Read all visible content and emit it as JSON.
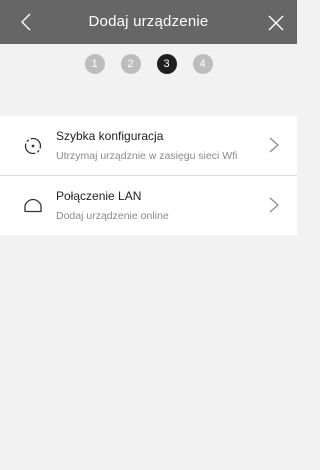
{
  "header": {
    "title": "Dodaj urządzenie",
    "back_icon": "chevron-left-icon",
    "close_icon": "close-icon",
    "background": "#666666"
  },
  "steps": {
    "items": [
      "1",
      "2",
      "3",
      "4"
    ],
    "active": "3",
    "active_color": "#1f1f1f",
    "inactive_color": "#bdbdbd"
  },
  "options": [
    {
      "icon": "quick-config-icon",
      "label": "Szybka konfiguracja",
      "sub": "Utrzymaj urządznie w zasięgu sieci Wfi"
    },
    {
      "icon": "cloud-icon",
      "label": "Połączenie LAN",
      "sub": "Dodaj urządzenie online"
    }
  ]
}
◆ ◆ ◆
**Written instruction:**
The data above needs to be retyped exactly, with the images left out.

**Result below:**
Read all visible content and emit it as JSON.
{
  "header": {
    "title": "Dodaj urządzenie",
    "back_icon": "chevron-left-icon",
    "close_icon": "close-icon",
    "background": "#666666"
  },
  "steps": {
    "items": [
      "1",
      "2",
      "3",
      "4"
    ],
    "active": "3",
    "active_color": "#1f1f1f",
    "inactive_color": "#bdbdbd"
  },
  "options": [
    {
      "icon": "quick-config-icon",
      "label": "Szybka konfiguracja",
      "sub": "Utrzymaj urządznie w zasięgu sieci Wfi"
    },
    {
      "icon": "cloud-icon",
      "label": "Połączenie LAN",
      "sub": "Dodaj urządzenie online"
    }
  ]
}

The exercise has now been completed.